Goal:
Print the complete set of entries exactly.

* Start Entries provided *

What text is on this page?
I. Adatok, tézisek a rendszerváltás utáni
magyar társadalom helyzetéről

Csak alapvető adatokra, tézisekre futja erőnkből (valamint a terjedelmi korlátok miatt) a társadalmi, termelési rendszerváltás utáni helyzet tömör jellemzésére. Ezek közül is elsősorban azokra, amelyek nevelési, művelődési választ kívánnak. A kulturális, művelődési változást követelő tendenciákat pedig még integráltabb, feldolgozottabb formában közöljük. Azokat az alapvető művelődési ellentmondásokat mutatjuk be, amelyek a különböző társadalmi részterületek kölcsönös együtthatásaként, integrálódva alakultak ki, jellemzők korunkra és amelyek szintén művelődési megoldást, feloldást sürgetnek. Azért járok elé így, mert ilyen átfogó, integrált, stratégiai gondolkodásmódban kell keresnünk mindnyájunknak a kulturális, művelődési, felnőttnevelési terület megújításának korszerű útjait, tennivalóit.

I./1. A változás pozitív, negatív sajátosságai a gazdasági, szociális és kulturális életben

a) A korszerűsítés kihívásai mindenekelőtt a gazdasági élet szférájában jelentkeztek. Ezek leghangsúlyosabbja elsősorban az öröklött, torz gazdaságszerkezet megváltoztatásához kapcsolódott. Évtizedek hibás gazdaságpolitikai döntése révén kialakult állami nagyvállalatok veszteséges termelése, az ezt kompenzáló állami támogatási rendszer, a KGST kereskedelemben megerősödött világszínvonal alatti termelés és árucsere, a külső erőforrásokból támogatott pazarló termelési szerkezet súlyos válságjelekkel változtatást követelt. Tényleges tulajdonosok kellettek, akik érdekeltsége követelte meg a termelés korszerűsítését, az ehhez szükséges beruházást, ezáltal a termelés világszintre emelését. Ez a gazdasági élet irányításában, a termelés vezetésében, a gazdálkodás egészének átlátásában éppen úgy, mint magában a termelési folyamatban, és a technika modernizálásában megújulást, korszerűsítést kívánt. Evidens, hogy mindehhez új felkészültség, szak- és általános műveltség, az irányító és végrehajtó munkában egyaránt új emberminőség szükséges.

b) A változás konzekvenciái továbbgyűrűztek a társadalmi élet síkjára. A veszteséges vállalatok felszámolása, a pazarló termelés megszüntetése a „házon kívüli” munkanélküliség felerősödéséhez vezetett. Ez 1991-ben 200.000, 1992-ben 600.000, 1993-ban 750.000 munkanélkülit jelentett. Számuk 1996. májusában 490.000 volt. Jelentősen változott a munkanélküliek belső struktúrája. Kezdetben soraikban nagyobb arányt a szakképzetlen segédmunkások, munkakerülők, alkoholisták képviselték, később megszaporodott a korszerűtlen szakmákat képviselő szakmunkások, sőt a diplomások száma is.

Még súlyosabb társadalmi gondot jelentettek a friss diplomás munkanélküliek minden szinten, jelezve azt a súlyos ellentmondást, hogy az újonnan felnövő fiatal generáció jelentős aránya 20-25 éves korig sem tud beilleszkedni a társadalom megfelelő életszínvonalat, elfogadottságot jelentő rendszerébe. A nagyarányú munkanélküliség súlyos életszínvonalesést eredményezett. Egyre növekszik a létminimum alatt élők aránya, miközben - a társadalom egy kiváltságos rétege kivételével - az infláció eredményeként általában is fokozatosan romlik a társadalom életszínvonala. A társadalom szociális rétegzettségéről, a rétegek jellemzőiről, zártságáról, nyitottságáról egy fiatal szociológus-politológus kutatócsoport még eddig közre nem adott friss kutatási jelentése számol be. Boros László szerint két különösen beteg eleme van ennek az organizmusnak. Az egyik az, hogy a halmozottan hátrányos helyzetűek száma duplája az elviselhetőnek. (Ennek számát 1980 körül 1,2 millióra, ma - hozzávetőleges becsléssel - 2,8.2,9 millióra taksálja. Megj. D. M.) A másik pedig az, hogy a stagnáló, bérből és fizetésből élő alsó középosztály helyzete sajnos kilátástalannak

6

* End Entries provided *

Correct output:
What text is on this page?
I. Adatok, tézisek a rendszerváltás utáni
magyar társadalom helyzetéről

Csak alapvető adatokra, tézisekre futja erőnkből (valamint a terjedelmi korlátok miatt) a társadalmi, termelési rendszerváltás utáni helyzet tömör jellemzésére. Ezek közül is elsősorban azokra, amelyek nevelési, művelődési választ kívánnak. A kulturális, művelődési változást követelő tendenciákat pedig még integráltabb, feldolgozottabb formában közöljük. Azokat az alapvető művelődési ellentmondásokat mutatjuk be, amelyek a különböző társadalmi részterületek kölcsönös együtthatásaként, integrálódva alakultak ki, jellemzők korunkra és amelyek szintén művelődési megoldást, feloldást sürgetnek. Azért járok elé így, mert ilyen átfogó, integrált, stratégiai gondolkodásmódban kell keresnünk mindnyájunknak a kulturális, művelődési, felnőttnevelési terület megújításának korszerű útjait, tennivalóit.

I./1. A változás pozitív, negatív sajátosságai a gazdasági, szociális és kulturális életben

a) A korszerűsítés kihívásai mindenekelőtt a gazdasági élet szférájában jelentkeztek. Ezek leghangsúlyosabbja elsősorban az öröklött, torz gazdaságszerkezet megváltoztatásához kapcsolódott. Évtizedek hibás gazdaságpolitikai döntése révén kialakult állami nagyvállalatok veszteséges termelése, az ezt kompenzáló állami támogatási rendszer, a KGST kereskedelemben megerősödött világszínvonal alatti termelés és árucsere, a külső erőforrásokból támogatott pazarló termelési szerkezet súlyos válságjelekkel változtatást követelt. Tényleges tulajdonosok kellettek, akik érdekeltsége követelte meg a termelés korszerűsítését, az ehhez szükséges beruházást, ezáltal a termelés világszintre emelését. Ez a gazdasági élet irányításában, a termelés vezetésében, a gazdálkodás egészének átlátásában éppen úgy, mint magában a termelési folyamatban, és a technika modernizálásában megújulást, korszerűsítést kívánt. Evidens, hogy mindehhez új felkészültség, szak- és általános műveltség, az irányító és végrehajtó munkában egyaránt új emberminőség szükséges.

b) A változás konzekvenciái továbbgyűrűztek a társadalmi élet síkjára. A veszteséges vállalatok felszámolása, a pazarló termelés megszüntetése a „házon kívüli” munkanélküliség felerősödéséhez vezetett. Ez 1991-ben 200.000, 1992-ben 600.000, 1993-ban 750.000 munkanélkülit jelentett. Számuk 1996. májusában 490.000 volt. Jelentősen változott a munkanélküliek belső struktúrája. Kezdetben soraikban nagyobb arányt a szakképzetlen segédmunkások, munkakerülők, alkoholisták képviselték, később megszaporodott a korszerűtlen szakmákat képviselő szakmunkások, sőt a diplomások száma is.

Még súlyosabb társadalmi gondot jelentettek a friss diplomás munkanélküliek minden szinten, jelezve azt a súlyos ellentmondást, hogy az újonnan felnövő fiatal generáció jelentős aránya 20-25 éves korig sem tud beilleszkedni a társadalom megfelelő életszínvonalat, elfogadottságot jelentő rendszerébe. A nagyarányú munkanélküliség súlyos életszínvonalesést eredményezett. Egyre növekszik a létminimum alatt élők aránya, miközben - a társadalom egy kiváltságos rétege kivételével - az infláció eredményeként általában is fokozatosan romlik a társadalom életszínvonala. A társadalom szociális rétegzettségéről, a rétegek jellemzőiről, zártságáról, nyitottságáról egy fiatal szociológus-politológus kutatócsoport még eddig közre nem adott friss kutatási jelentése számol be. Boros László szerint két különösen beteg eleme van ennek az organizmusnak. Az egyik az, hogy a halmozottan hátrányos helyzetűek száma duplája az elviselhetőnek. (Ennek számát 1980 körül 1,2 millióra, ma - hozzávetőleges becsléssel - 2,8.2,9 millióra taksálja. Megj. D. M.) A másik pedig az, hogy a stagnáló, bérből és fizetésből élő alsó középosztály helyzete sajnos kilátástalannak

6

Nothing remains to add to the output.